>> START

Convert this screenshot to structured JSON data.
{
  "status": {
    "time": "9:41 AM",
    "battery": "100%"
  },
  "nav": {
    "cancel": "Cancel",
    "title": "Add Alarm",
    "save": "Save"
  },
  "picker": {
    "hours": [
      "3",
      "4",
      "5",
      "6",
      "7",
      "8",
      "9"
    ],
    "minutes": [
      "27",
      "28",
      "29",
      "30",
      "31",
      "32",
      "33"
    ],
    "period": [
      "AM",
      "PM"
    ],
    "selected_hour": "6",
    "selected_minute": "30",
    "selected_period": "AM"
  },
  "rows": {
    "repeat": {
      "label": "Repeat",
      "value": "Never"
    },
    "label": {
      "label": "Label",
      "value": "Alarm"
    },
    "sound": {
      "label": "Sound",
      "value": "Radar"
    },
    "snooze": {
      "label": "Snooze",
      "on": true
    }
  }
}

>> END

All of the data above should be transcribed exactly.

● **ANSWER TO THE PROBLEM**:
Convert this screenshot to structured JSON data.
{
  "status": {
    "time": "9:41 AM",
    "battery": "100%"
  },
  "nav": {
    "cancel": "Cancel",
    "title": "Add Alarm",
    "save": "Save"
  },
  "picker": {
    "hours": [
      "3",
      "4",
      "5",
      "6",
      "7",
      "8",
      "9"
    ],
    "minutes": [
      "27",
      "28",
      "29",
      "30",
      "31",
      "32",
      "33"
    ],
    "period": [
      "AM",
      "PM"
    ],
    "selected_hour": "6",
    "selected_minute": "30",
    "selected_period": "AM"
  },
  "rows": {
    "repeat": {
      "label": "Repeat",
      "value": "Never"
    },
    "label": {
      "label": "Label",
      "value": "Alarm"
    },
    "sound": {
      "label": "Sound",
      "value": "Radar"
    },
    "snooze": {
      "label": "Snooze",
      "on": true
    }
  }
}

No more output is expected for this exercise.